(Beginning of INFORMATION SHOWN)

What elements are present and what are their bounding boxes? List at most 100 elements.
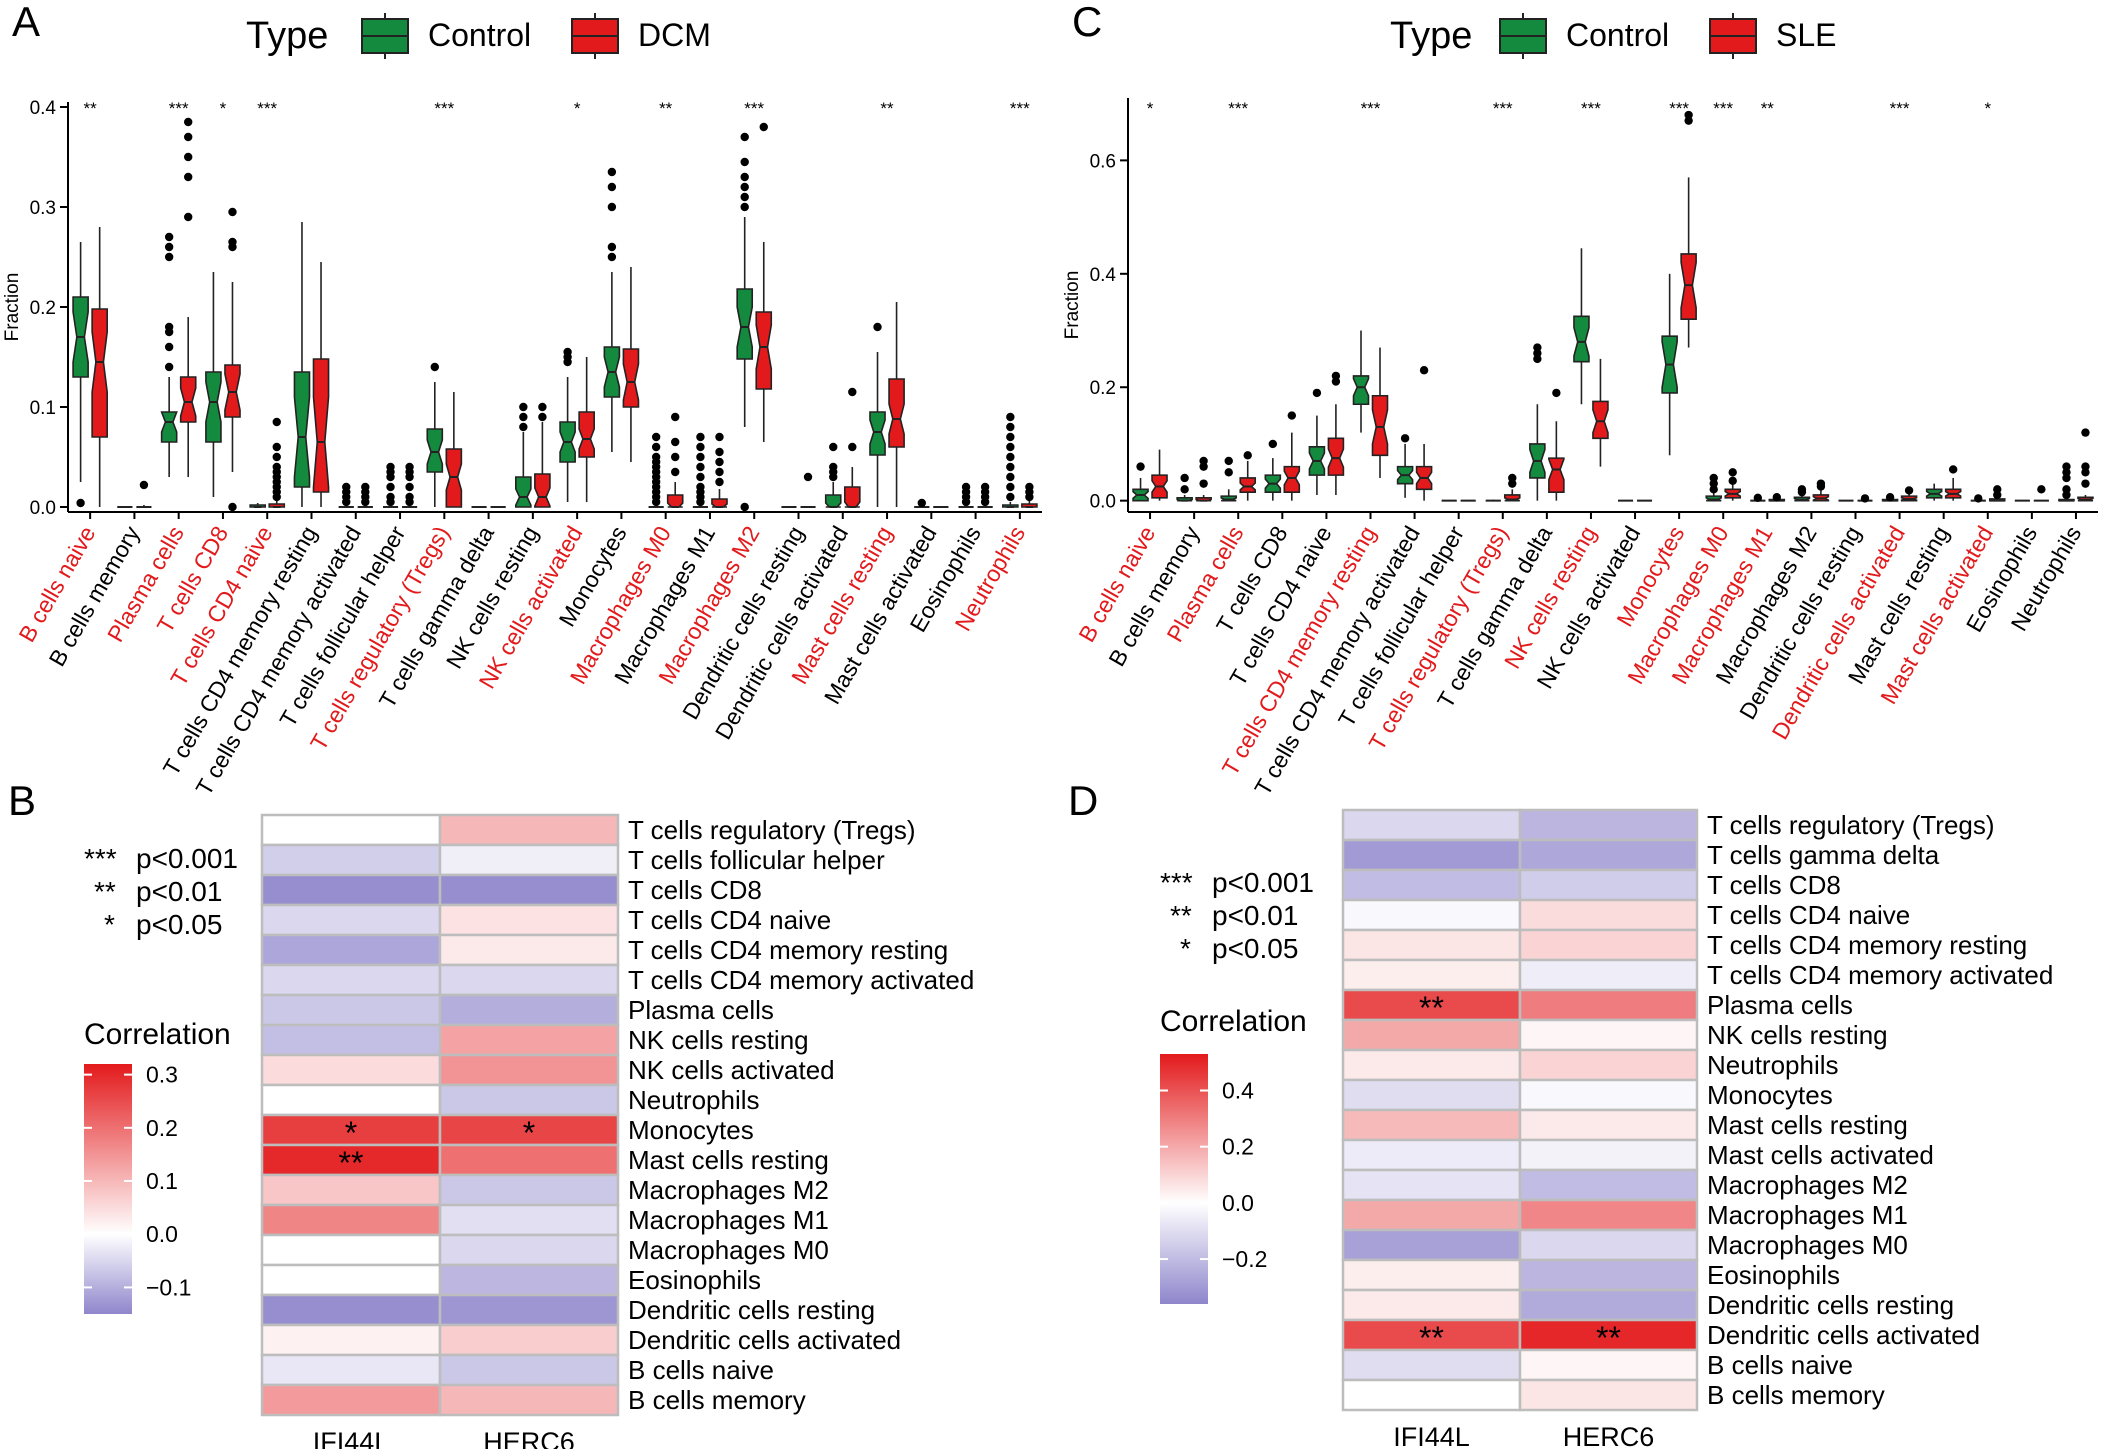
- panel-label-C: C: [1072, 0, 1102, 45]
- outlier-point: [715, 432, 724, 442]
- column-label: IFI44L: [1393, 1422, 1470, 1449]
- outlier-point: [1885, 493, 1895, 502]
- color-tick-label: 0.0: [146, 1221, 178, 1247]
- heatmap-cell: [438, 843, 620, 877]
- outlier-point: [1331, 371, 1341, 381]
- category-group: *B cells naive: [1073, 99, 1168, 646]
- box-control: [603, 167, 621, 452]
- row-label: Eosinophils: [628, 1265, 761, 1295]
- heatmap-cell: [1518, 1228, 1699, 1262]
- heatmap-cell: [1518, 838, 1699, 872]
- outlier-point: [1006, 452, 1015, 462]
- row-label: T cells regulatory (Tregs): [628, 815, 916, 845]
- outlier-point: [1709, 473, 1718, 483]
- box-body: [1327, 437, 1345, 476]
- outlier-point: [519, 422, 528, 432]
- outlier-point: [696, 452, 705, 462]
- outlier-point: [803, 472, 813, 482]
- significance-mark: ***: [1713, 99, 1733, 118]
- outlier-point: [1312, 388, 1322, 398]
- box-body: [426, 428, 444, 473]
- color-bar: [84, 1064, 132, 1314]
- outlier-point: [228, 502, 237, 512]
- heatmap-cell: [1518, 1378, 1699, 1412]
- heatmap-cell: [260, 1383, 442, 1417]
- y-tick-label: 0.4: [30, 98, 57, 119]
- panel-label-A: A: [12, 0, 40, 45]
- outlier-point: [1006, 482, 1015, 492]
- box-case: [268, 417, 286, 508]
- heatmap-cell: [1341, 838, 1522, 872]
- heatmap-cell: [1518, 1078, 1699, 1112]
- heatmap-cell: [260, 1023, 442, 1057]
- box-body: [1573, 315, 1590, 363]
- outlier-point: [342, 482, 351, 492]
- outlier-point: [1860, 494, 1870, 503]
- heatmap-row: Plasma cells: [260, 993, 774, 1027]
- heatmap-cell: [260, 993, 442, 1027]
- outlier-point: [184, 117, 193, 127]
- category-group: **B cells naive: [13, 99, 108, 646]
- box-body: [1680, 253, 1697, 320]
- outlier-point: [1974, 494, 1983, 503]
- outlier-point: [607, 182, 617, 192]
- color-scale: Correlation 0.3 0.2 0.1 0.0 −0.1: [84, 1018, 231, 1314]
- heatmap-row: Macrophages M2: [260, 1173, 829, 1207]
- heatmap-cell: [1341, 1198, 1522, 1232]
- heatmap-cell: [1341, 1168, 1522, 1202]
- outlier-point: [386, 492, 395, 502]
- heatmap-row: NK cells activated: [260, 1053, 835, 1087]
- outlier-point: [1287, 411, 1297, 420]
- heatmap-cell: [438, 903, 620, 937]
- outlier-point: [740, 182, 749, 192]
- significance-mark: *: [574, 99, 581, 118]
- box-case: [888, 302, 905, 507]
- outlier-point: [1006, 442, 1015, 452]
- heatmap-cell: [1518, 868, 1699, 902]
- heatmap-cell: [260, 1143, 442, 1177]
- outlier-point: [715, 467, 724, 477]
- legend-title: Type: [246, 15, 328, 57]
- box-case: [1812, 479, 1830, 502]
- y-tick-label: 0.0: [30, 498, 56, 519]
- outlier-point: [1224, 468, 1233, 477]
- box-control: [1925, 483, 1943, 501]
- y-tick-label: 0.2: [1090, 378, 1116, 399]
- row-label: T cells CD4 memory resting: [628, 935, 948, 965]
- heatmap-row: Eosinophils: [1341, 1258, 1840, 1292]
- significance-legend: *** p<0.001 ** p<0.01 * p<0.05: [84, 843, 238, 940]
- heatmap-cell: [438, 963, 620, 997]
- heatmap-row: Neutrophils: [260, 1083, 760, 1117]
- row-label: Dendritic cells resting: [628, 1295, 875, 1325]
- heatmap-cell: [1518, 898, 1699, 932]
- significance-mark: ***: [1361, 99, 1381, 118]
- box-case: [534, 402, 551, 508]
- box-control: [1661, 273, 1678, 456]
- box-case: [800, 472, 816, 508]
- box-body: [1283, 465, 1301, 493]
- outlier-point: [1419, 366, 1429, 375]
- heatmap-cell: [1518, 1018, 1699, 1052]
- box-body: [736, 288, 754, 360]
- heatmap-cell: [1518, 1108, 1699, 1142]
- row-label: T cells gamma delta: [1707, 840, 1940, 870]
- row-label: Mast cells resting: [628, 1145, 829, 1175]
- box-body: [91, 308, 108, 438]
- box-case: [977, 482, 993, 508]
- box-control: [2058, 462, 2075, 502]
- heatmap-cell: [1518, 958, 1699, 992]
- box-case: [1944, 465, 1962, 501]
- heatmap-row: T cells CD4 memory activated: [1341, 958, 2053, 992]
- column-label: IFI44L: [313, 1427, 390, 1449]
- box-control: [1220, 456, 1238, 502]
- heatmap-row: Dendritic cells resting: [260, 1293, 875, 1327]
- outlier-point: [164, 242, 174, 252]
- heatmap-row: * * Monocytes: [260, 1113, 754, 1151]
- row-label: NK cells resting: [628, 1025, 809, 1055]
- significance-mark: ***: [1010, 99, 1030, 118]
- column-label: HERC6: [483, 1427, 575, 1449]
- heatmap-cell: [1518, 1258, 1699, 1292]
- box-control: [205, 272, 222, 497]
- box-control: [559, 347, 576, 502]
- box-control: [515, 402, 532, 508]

(End of INFORMATION SHOWN)

● **EXERCISE**: All of the entries, apart from the pictures, must be returned exactly.

● **YOUR RESPONSE**:
What elements are present and what are their bounding boxes? List at most 100 elements.
- panel-label-C: C: [1072, 0, 1102, 45]
- outlier-point: [715, 432, 724, 442]
- column-label: IFI44L: [1393, 1422, 1470, 1449]
- outlier-point: [1885, 493, 1895, 502]
- color-tick-label: 0.0: [146, 1221, 178, 1247]
- heatmap-cell: [438, 843, 620, 877]
- outlier-point: [1331, 371, 1341, 381]
- category-group: *B cells naive: [1073, 99, 1168, 646]
- box-control: [603, 167, 621, 452]
- row-label: Eosinophils: [628, 1265, 761, 1295]
- heatmap-cell: [1518, 1228, 1699, 1262]
- heatmap-cell: [1518, 838, 1699, 872]
- outlier-point: [1006, 452, 1015, 462]
- row-label: T cells regulatory (Tregs): [628, 815, 916, 845]
- outlier-point: [1709, 473, 1718, 483]
- box-body: [1327, 437, 1345, 476]
- outlier-point: [519, 422, 528, 432]
- outlier-point: [696, 452, 705, 462]
- outlier-point: [803, 472, 813, 482]
- significance-mark: ***: [1713, 99, 1733, 118]
- outlier-point: [1312, 388, 1322, 398]
- box-body: [426, 428, 444, 473]
- color-bar: [84, 1064, 132, 1314]
- outlier-point: [228, 502, 237, 512]
- heatmap-cell: [1518, 1378, 1699, 1412]
- heatmap-cell: [260, 1383, 442, 1417]
- y-tick-label: 0.4: [30, 98, 57, 119]
- panel-label-A: A: [12, 0, 40, 45]
- outlier-point: [1006, 482, 1015, 492]
- box-case: [268, 417, 286, 508]
- heatmap-cell: [1341, 838, 1522, 872]
- heatmap-cell: [1518, 1078, 1699, 1112]
- heatmap-cell: [260, 1023, 442, 1057]
- box-body: [1573, 315, 1590, 363]
- outlier-point: [342, 482, 351, 492]
- outlier-point: [1860, 494, 1870, 503]
- heatmap-row: Plasma cells: [260, 993, 774, 1027]
- heatmap-cell: [260, 993, 442, 1027]
- outlier-point: [184, 117, 193, 127]
- category-group: **B cells naive: [13, 99, 108, 646]
- box-body: [1680, 253, 1697, 320]
- outlier-point: [1974, 494, 1983, 503]
- outlier-point: [607, 182, 617, 192]
- color-scale: Correlation 0.3 0.2 0.1 0.0 −0.1: [84, 1018, 231, 1314]
- heatmap-row: Macrophages M2: [260, 1173, 829, 1207]
- heatmap-cell: [1341, 1198, 1522, 1232]
- heatmap-cell: [1341, 1168, 1522, 1202]
- outlier-point: [386, 492, 395, 502]
- heatmap-row: NK cells activated: [260, 1053, 835, 1087]
- outlier-point: [1287, 411, 1297, 420]
- heatmap-cell: [438, 903, 620, 937]
- outlier-point: [740, 182, 749, 192]
- significance-mark: *: [574, 99, 581, 118]
- box-case: [888, 302, 905, 507]
- outlier-point: [1006, 442, 1015, 452]
- heatmap-cell: [1518, 868, 1699, 902]
- heatmap-cell: [260, 1143, 442, 1177]
- outlier-point: [715, 467, 724, 477]
- legend-title: Type: [246, 15, 328, 57]
- box-case: [1812, 479, 1830, 502]
- y-tick-label: 0.0: [30, 498, 56, 519]
- outlier-point: [1224, 468, 1233, 477]
- box-control: [1925, 483, 1943, 501]
- y-tick-label: 0.2: [1090, 378, 1116, 399]
- row-label: T cells CD4 memory resting: [628, 935, 948, 965]
- heatmap-row: Eosinophils: [1341, 1258, 1840, 1292]
- significance-legend: *** p<0.001 ** p<0.01 * p<0.05: [84, 843, 238, 940]
- heatmap-cell: [438, 963, 620, 997]
- heatmap-row: Neutrophils: [260, 1083, 760, 1117]
- row-label: Dendritic cells resting: [628, 1295, 875, 1325]
- heatmap-cell: [1518, 898, 1699, 932]
- significance-mark: ***: [1361, 99, 1381, 118]
- box-case: [534, 402, 551, 508]
- box-control: [1661, 273, 1678, 456]
- box-case: [800, 472, 816, 508]
- box-body: [1283, 465, 1301, 493]
- outlier-point: [1419, 366, 1429, 375]
- heatmap-cell: [1518, 1018, 1699, 1052]
- box-body: [736, 288, 754, 360]
- heatmap-cell: [1518, 1108, 1699, 1142]
- row-label: T cells gamma delta: [1707, 840, 1940, 870]
- row-label: Mast cells resting: [628, 1145, 829, 1175]
- box-body: [91, 308, 108, 438]
- box-case: [977, 482, 993, 508]
- box-control: [2058, 462, 2075, 502]
- heatmap-cell: [1518, 958, 1699, 992]
- box-case: [1944, 465, 1962, 501]
- heatmap-row: T cells CD4 memory activated: [1341, 958, 2053, 992]
- column-label: IFI44L: [313, 1427, 390, 1449]
- box-control: [1220, 456, 1238, 502]
- heatmap-row: Dendritic cells resting: [260, 1293, 875, 1327]
- outlier-point: [164, 242, 174, 252]
- heatmap-row: * * Monocytes: [260, 1113, 754, 1151]
- row-label: NK cells resting: [628, 1025, 809, 1055]
- significance-mark: ***: [1010, 99, 1030, 118]
- column-label: HERC6: [483, 1427, 575, 1449]
- heatmap-cell: [1518, 1258, 1699, 1292]
- box-control: [205, 272, 222, 497]
- box-control: [559, 347, 576, 502]
- box-control: [515, 402, 532, 508]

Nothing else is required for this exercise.